** START **

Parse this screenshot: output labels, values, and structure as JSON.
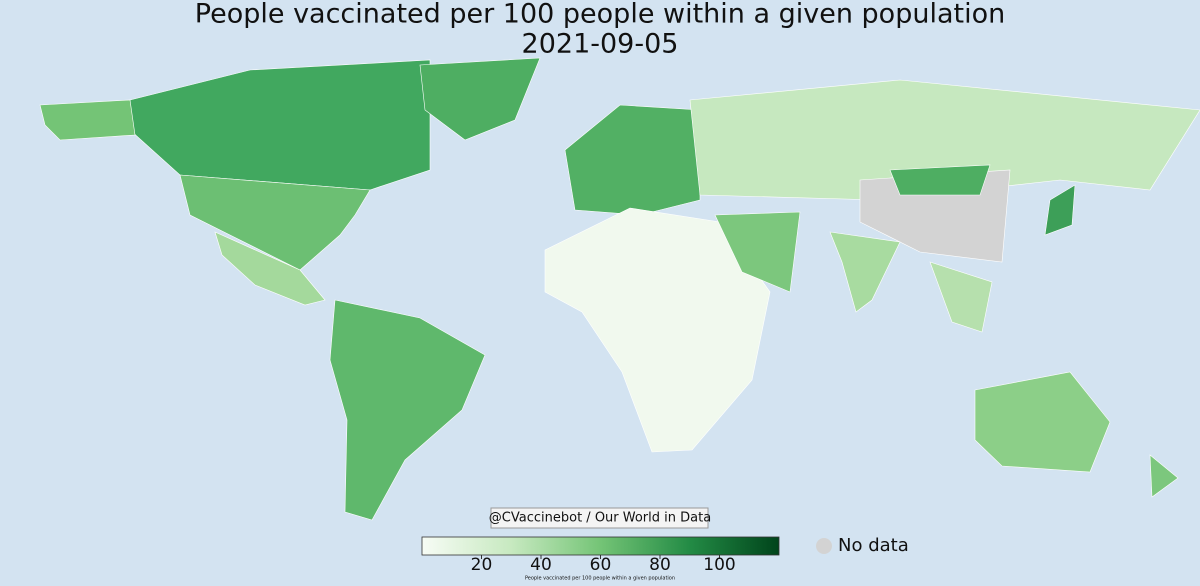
{
  "title": "People vaccinated per 100 people within a given population",
  "subtitle": "2021-09-05",
  "credit": "@CVaccinebot / Our World in Data",
  "colorbar": {
    "label": "People vaccinated per 100 people within a given population",
    "lim": [
      0,
      120
    ],
    "ticks": [
      20,
      40,
      60,
      80,
      100
    ],
    "colors": [
      "#f7fcf5",
      "#c7e9c0",
      "#74c476",
      "#238b45",
      "#00441b"
    ]
  },
  "legend": {
    "no_data": "No data",
    "no_data_color": "#d3d3d3"
  }
}
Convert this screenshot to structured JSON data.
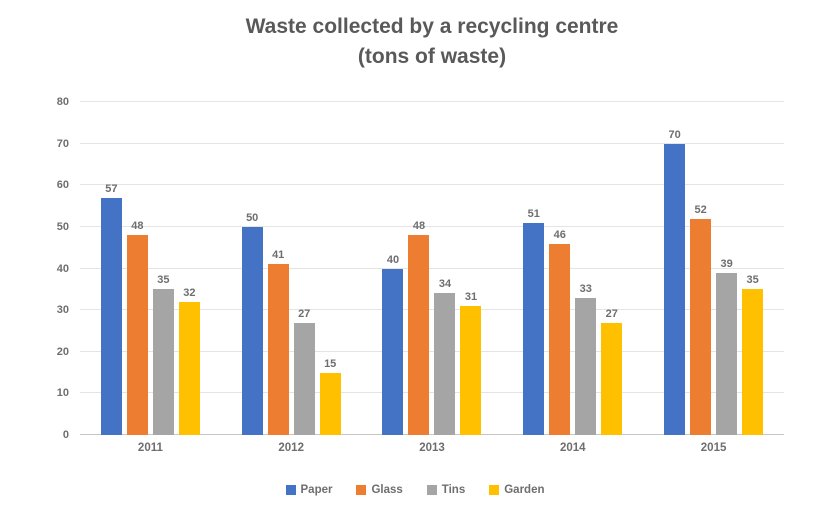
{
  "chart_data": {
    "type": "bar",
    "title_line1": "Waste collected by a recycling centre",
    "title_line2": "(tons of waste)",
    "categories": [
      "2011",
      "2012",
      "2013",
      "2014",
      "2015"
    ],
    "series": [
      {
        "name": "Paper",
        "color": "#4472C4",
        "values": [
          57,
          50,
          40,
          51,
          70
        ]
      },
      {
        "name": "Glass",
        "color": "#ED7D31",
        "values": [
          48,
          41,
          48,
          46,
          52
        ]
      },
      {
        "name": "Tins",
        "color": "#A5A5A5",
        "values": [
          35,
          27,
          34,
          33,
          39
        ]
      },
      {
        "name": "Garden",
        "color": "#FFC000",
        "values": [
          32,
          15,
          31,
          27,
          35
        ]
      }
    ],
    "xlabel": "",
    "ylabel": "",
    "ylim": [
      0,
      80
    ],
    "yticks": [
      0,
      10,
      20,
      30,
      40,
      50,
      60,
      70,
      80
    ],
    "grid": true,
    "value_labels": true,
    "legend_position": "bottom"
  },
  "colors": {
    "title_text": "#595959",
    "axis_text": "#6e6e6e",
    "gridline": "#e4e4e4",
    "axis_line": "#c6c6c6",
    "background": "#ffffff"
  }
}
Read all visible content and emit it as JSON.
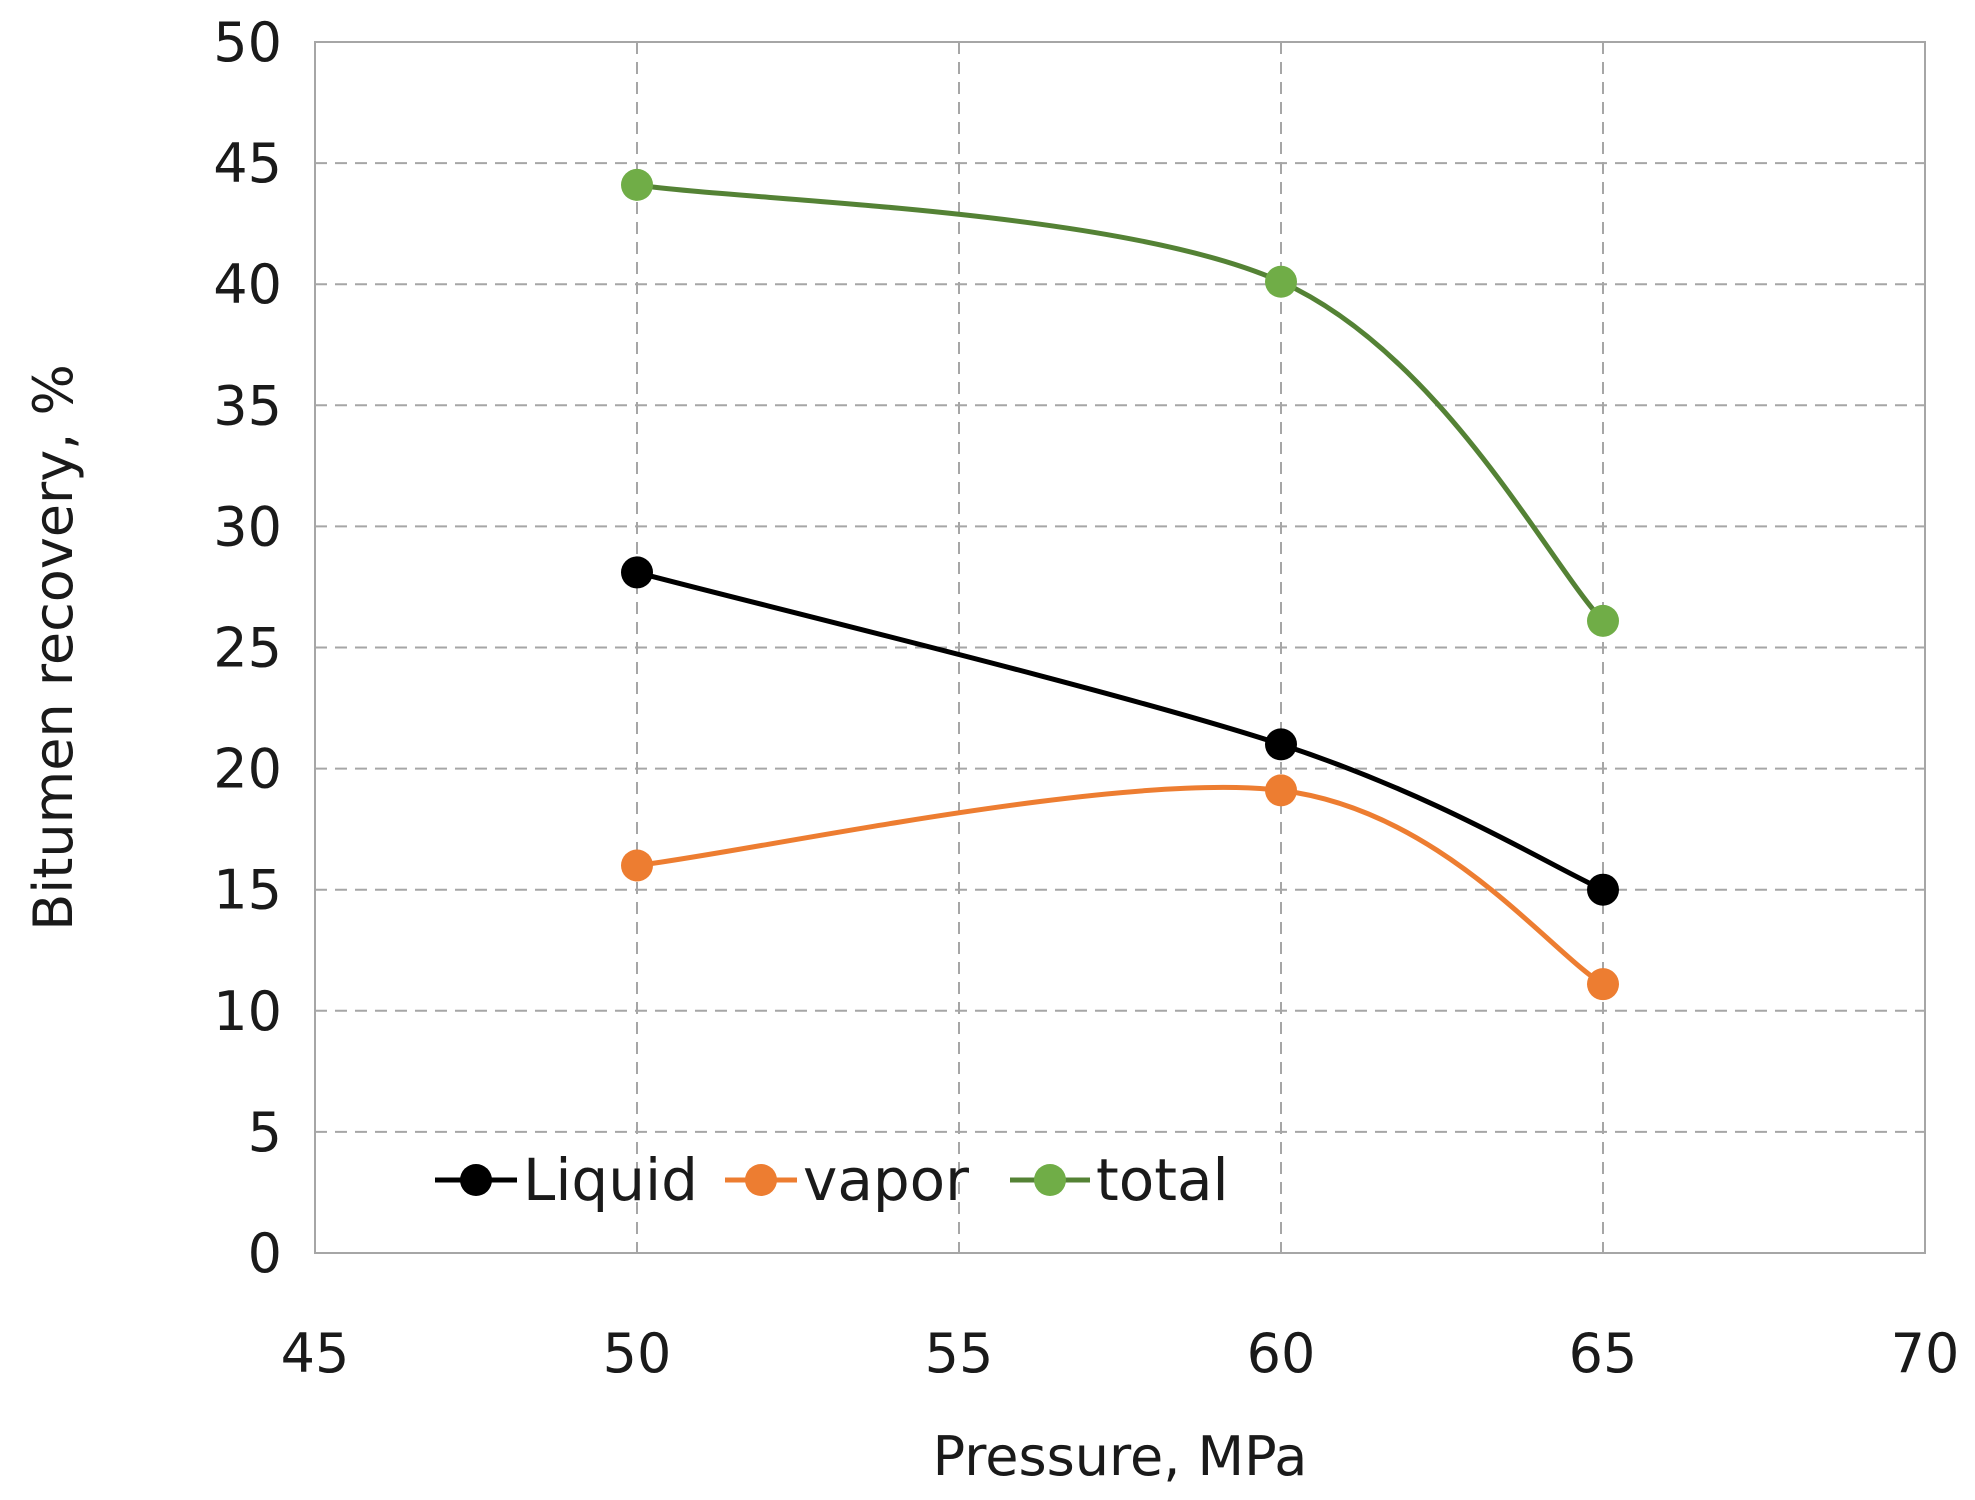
{
  "chart_data": {
    "type": "line",
    "title": "",
    "xlabel": "Pressure, MPa",
    "ylabel": "Bitumen recovery, %",
    "xlim": [
      45,
      70
    ],
    "ylim": [
      0,
      50
    ],
    "xticks": [
      45,
      50,
      55,
      60,
      65,
      70
    ],
    "yticks": [
      0,
      5,
      10,
      15,
      20,
      25,
      30,
      35,
      40,
      45,
      50
    ],
    "grid": true,
    "smooth": true,
    "legend_position": "bottom-left",
    "x": [
      50,
      60,
      65
    ],
    "series": [
      {
        "name": "Liquid",
        "color": "#000000",
        "values": [
          28.1,
          21.0,
          15.0
        ]
      },
      {
        "name": "vapor",
        "color": "#ed7d31",
        "values": [
          16.0,
          19.1,
          11.1
        ]
      },
      {
        "name": "total",
        "color": "#70ad47",
        "line_color": "#548235",
        "values": [
          44.1,
          40.1,
          26.1
        ]
      }
    ]
  }
}
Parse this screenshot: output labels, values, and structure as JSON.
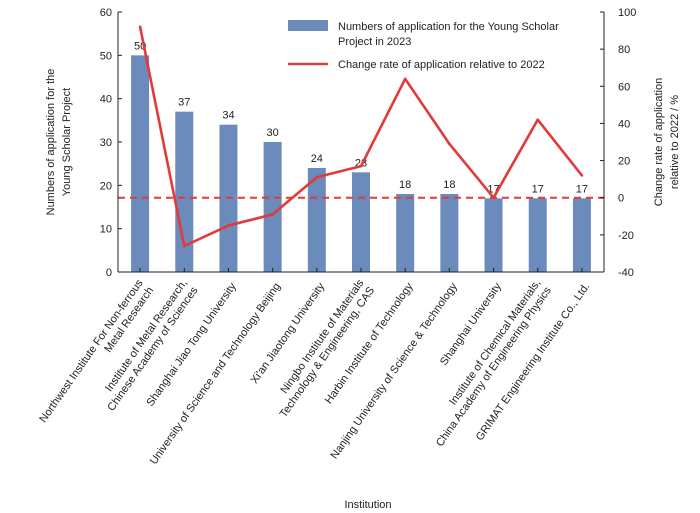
{
  "chart_data": {
    "type": "bar",
    "xlabel": "Institution",
    "ylabel_lines": [
      "Numbers of application for the",
      "Young Scholar Project"
    ],
    "y2label_lines": [
      "Change rate of application",
      "relative to 2022 / %"
    ],
    "ylim": [
      0,
      60
    ],
    "y_ticks": [
      "0",
      "10",
      "20",
      "30",
      "40",
      "50",
      "60"
    ],
    "y2lim": [
      -40,
      100
    ],
    "y2_ticks": [
      "-40",
      "-20",
      "0",
      "20",
      "40",
      "60",
      "80",
      "100"
    ],
    "categories": [
      [
        "Northwest Institute For Non-ferrous",
        "Metal Research"
      ],
      [
        "Institute of Metal Research,",
        "Chinese Academy of Sciences"
      ],
      [
        "Shanghai Jiao Tong University"
      ],
      [
        "University of Science and Technology Beijing"
      ],
      [
        "Xi'an Jiaotong University"
      ],
      [
        "Ningbo Institute of Materials",
        "Technology & Engineering, CAS"
      ],
      [
        "Harbin Institute of Technology"
      ],
      [
        "Nanjing University of Science & Technology"
      ],
      [
        "Shanghai University"
      ],
      [
        "Institute of Chemical Materials,",
        "China Academy of Engineering Physics"
      ],
      [
        "GRIMAT Engineering Institute Co., Ltd."
      ]
    ],
    "series": [
      {
        "name": "Numbers of application for the Young Scholar Project in 2023",
        "name_lines": [
          "Numbers of application for the Young Scholar",
          "Project in 2023"
        ],
        "type": "bar",
        "axis": "left",
        "color": "#6a8bbb",
        "values": [
          50,
          37,
          34,
          30,
          24,
          23,
          18,
          18,
          17,
          17,
          17
        ],
        "labels": [
          "50",
          "37",
          "34",
          "30",
          "24",
          "23",
          "18",
          "18",
          "17",
          "17",
          "17"
        ]
      },
      {
        "name": "Change rate of application relative to 2022",
        "type": "line",
        "axis": "right",
        "color": "#e23a3a",
        "values": [
          92,
          -26,
          -15,
          -9,
          11,
          17,
          64,
          29,
          0,
          42,
          12
        ]
      }
    ],
    "reference_line": {
      "axis": "right",
      "value": 0,
      "style": "dashed",
      "color": "#e23a3a"
    },
    "legend_position": "top-right",
    "grid": false
  }
}
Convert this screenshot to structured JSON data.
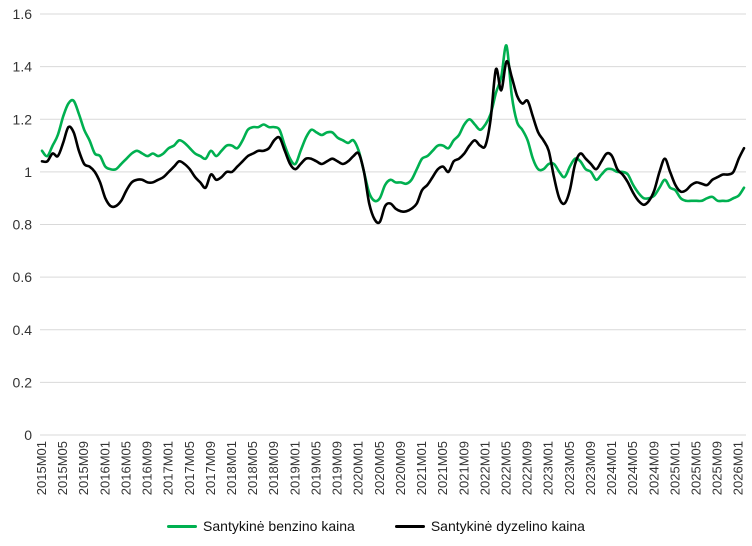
{
  "chart_data": {
    "type": "line",
    "title": "",
    "x_start": "2015M01",
    "x_tick_every": 4,
    "grid": "horizontal",
    "legend_position": "bottom",
    "ylim": [
      0,
      1.6
    ],
    "y_tick_labels": [
      "0",
      "0.2",
      "0.4",
      "0.6",
      "0.8",
      "1",
      "1.2",
      "1.4",
      "1.6"
    ],
    "x_tick_labels": [
      "2015M01",
      "2015M05",
      "2015M09",
      "2016M01",
      "2016M05",
      "2016M09",
      "2017M01",
      "2017M05",
      "2017M09",
      "2018M01",
      "2018M05",
      "2018M09",
      "2019M01",
      "2019M05",
      "2019M09",
      "2020M01",
      "2020M05",
      "2020M09",
      "2021M01",
      "2021M05",
      "2021M09",
      "2022M01",
      "2022M05",
      "2022M09",
      "2023M01",
      "2023M05",
      "2023M09",
      "2024M01",
      "2024M05",
      "2024M09",
      "2025M01",
      "2025M05",
      "2025M09",
      "2026M01"
    ],
    "colors": {
      "benzino": "#00B050",
      "dyzelino": "#000000",
      "gridline": "#D9D9D9",
      "axis_text": "#333333"
    },
    "series": [
      {
        "name": "Santykinė benzino kaina",
        "color": "#00B050",
        "values": [
          1.08,
          1.06,
          1.1,
          1.14,
          1.21,
          1.26,
          1.27,
          1.22,
          1.16,
          1.12,
          1.07,
          1.06,
          1.02,
          1.01,
          1.01,
          1.03,
          1.05,
          1.07,
          1.08,
          1.07,
          1.06,
          1.07,
          1.06,
          1.07,
          1.09,
          1.1,
          1.12,
          1.11,
          1.09,
          1.07,
          1.06,
          1.05,
          1.08,
          1.06,
          1.08,
          1.1,
          1.1,
          1.09,
          1.12,
          1.16,
          1.17,
          1.17,
          1.18,
          1.17,
          1.17,
          1.16,
          1.1,
          1.05,
          1.03,
          1.08,
          1.13,
          1.16,
          1.15,
          1.14,
          1.15,
          1.15,
          1.13,
          1.12,
          1.11,
          1.12,
          1.08,
          1.0,
          0.92,
          0.89,
          0.9,
          0.95,
          0.97,
          0.96,
          0.96,
          0.955,
          0.97,
          1.01,
          1.05,
          1.06,
          1.08,
          1.1,
          1.1,
          1.09,
          1.12,
          1.14,
          1.18,
          1.2,
          1.18,
          1.16,
          1.18,
          1.22,
          1.3,
          1.36,
          1.48,
          1.29,
          1.19,
          1.16,
          1.12,
          1.05,
          1.01,
          1.01,
          1.03,
          1.03,
          1.0,
          0.98,
          1.02,
          1.05,
          1.04,
          1.01,
          1.0,
          0.97,
          0.99,
          1.01,
          1.01,
          1.0,
          1.0,
          0.99,
          0.95,
          0.92,
          0.9,
          0.9,
          0.91,
          0.94,
          0.97,
          0.94,
          0.93,
          0.9,
          0.89,
          0.89,
          0.89,
          0.89,
          0.9,
          0.905,
          0.89,
          0.89,
          0.89,
          0.9,
          0.91,
          0.94
        ]
      },
      {
        "name": "Santykinė dyzelino kaina",
        "color": "#000000",
        "values": [
          1.04,
          1.04,
          1.07,
          1.06,
          1.11,
          1.17,
          1.15,
          1.08,
          1.03,
          1.02,
          1.0,
          0.96,
          0.9,
          0.87,
          0.87,
          0.89,
          0.93,
          0.96,
          0.97,
          0.97,
          0.96,
          0.96,
          0.97,
          0.98,
          1.0,
          1.02,
          1.04,
          1.03,
          1.01,
          0.98,
          0.96,
          0.94,
          0.99,
          0.97,
          0.98,
          1.0,
          1.0,
          1.02,
          1.04,
          1.06,
          1.07,
          1.08,
          1.08,
          1.09,
          1.12,
          1.13,
          1.08,
          1.03,
          1.01,
          1.03,
          1.05,
          1.05,
          1.04,
          1.03,
          1.04,
          1.05,
          1.04,
          1.03,
          1.04,
          1.06,
          1.07,
          1.0,
          0.88,
          0.82,
          0.81,
          0.87,
          0.88,
          0.86,
          0.85,
          0.85,
          0.86,
          0.88,
          0.93,
          0.95,
          0.98,
          1.01,
          1.02,
          1.0,
          1.04,
          1.05,
          1.07,
          1.1,
          1.12,
          1.1,
          1.1,
          1.2,
          1.39,
          1.31,
          1.42,
          1.36,
          1.29,
          1.26,
          1.27,
          1.21,
          1.15,
          1.12,
          1.08,
          0.98,
          0.9,
          0.88,
          0.93,
          1.03,
          1.07,
          1.05,
          1.03,
          1.01,
          1.04,
          1.07,
          1.06,
          1.01,
          0.99,
          0.96,
          0.92,
          0.89,
          0.875,
          0.89,
          0.93,
          1.0,
          1.05,
          1.0,
          0.95,
          0.925,
          0.93,
          0.95,
          0.96,
          0.955,
          0.95,
          0.97,
          0.98,
          0.99,
          0.99,
          1.0,
          1.05,
          1.09
        ]
      }
    ]
  }
}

** END **

Task requirements: Find each line holding "Metal". Copy it out.

Completed exercise:
        "Metal Research"
        "Institute of Metal Research,",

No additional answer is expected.